_Entries taken from a collection_
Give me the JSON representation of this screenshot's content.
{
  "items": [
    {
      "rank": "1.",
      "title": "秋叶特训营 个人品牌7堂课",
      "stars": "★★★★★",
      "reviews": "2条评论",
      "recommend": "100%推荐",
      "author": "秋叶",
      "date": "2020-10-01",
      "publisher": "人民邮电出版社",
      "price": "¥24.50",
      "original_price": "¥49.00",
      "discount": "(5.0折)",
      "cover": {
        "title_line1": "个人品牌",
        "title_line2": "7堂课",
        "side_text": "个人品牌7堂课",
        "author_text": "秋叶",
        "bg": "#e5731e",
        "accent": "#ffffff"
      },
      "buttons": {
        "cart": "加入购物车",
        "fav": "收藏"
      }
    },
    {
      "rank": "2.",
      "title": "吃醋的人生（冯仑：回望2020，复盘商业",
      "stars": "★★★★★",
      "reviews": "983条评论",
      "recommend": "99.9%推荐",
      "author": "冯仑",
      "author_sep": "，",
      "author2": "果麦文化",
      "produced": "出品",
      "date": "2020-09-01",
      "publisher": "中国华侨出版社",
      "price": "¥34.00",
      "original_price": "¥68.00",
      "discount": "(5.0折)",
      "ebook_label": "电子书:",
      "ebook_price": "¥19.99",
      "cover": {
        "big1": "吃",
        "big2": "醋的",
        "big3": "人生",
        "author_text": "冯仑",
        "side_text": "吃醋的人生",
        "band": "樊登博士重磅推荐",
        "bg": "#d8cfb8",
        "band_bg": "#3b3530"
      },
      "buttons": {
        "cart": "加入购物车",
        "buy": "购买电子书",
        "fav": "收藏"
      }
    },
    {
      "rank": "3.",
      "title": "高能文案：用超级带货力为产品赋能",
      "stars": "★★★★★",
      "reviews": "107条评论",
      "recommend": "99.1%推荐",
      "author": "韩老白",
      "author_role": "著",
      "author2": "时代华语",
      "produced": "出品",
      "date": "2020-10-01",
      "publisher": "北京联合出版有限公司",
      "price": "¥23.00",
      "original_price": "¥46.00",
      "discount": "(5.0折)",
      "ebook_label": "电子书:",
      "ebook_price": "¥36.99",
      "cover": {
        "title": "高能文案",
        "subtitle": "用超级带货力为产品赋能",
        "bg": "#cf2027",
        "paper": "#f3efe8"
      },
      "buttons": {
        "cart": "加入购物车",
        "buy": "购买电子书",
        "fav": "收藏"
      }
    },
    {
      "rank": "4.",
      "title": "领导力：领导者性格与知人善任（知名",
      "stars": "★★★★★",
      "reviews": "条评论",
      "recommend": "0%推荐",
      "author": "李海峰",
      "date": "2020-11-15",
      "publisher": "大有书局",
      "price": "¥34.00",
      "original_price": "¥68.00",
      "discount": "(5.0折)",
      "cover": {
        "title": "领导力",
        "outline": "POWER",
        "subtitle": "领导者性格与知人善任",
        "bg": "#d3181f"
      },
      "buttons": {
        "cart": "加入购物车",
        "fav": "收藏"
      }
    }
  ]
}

_EXERCISE TASK_
Transcribe the whole listing exactly.

_RESULT_
Give me the JSON representation of this screenshot's content.
{
  "items": [
    {
      "rank": "1.",
      "title": "秋叶特训营 个人品牌7堂课",
      "stars": "★★★★★",
      "reviews": "2条评论",
      "recommend": "100%推荐",
      "author": "秋叶",
      "date": "2020-10-01",
      "publisher": "人民邮电出版社",
      "price": "¥24.50",
      "original_price": "¥49.00",
      "discount": "(5.0折)",
      "cover": {
        "title_line1": "个人品牌",
        "title_line2": "7堂课",
        "side_text": "个人品牌7堂课",
        "author_text": "秋叶",
        "bg": "#e5731e",
        "accent": "#ffffff"
      },
      "buttons": {
        "cart": "加入购物车",
        "fav": "收藏"
      }
    },
    {
      "rank": "2.",
      "title": "吃醋的人生（冯仑：回望2020，复盘商业",
      "stars": "★★★★★",
      "reviews": "983条评论",
      "recommend": "99.9%推荐",
      "author": "冯仑",
      "author_sep": "，",
      "author2": "果麦文化",
      "produced": "出品",
      "date": "2020-09-01",
      "publisher": "中国华侨出版社",
      "price": "¥34.00",
      "original_price": "¥68.00",
      "discount": "(5.0折)",
      "ebook_label": "电子书:",
      "ebook_price": "¥19.99",
      "cover": {
        "big1": "吃",
        "big2": "醋的",
        "big3": "人生",
        "author_text": "冯仑",
        "side_text": "吃醋的人生",
        "band": "樊登博士重磅推荐",
        "bg": "#d8cfb8",
        "band_bg": "#3b3530"
      },
      "buttons": {
        "cart": "加入购物车",
        "buy": "购买电子书",
        "fav": "收藏"
      }
    },
    {
      "rank": "3.",
      "title": "高能文案：用超级带货力为产品赋能",
      "stars": "★★★★★",
      "reviews": "107条评论",
      "recommend": "99.1%推荐",
      "author": "韩老白",
      "author_role": "著",
      "author2": "时代华语",
      "produced": "出品",
      "date": "2020-10-01",
      "publisher": "北京联合出版有限公司",
      "price": "¥23.00",
      "original_price": "¥46.00",
      "discount": "(5.0折)",
      "ebook_label": "电子书:",
      "ebook_price": "¥36.99",
      "cover": {
        "title": "高能文案",
        "subtitle": "用超级带货力为产品赋能",
        "bg": "#cf2027",
        "paper": "#f3efe8"
      },
      "buttons": {
        "cart": "加入购物车",
        "buy": "购买电子书",
        "fav": "收藏"
      }
    },
    {
      "rank": "4.",
      "title": "领导力：领导者性格与知人善任（知名",
      "stars": "★★★★★",
      "reviews": "条评论",
      "recommend": "0%推荐",
      "author": "李海峰",
      "date": "2020-11-15",
      "publisher": "大有书局",
      "price": "¥34.00",
      "original_price": "¥68.00",
      "discount": "(5.0折)",
      "cover": {
        "title": "领导力",
        "outline": "POWER",
        "subtitle": "领导者性格与知人善任",
        "bg": "#d3181f"
      },
      "buttons": {
        "cart": "加入购物车",
        "fav": "收藏"
      }
    }
  ]
}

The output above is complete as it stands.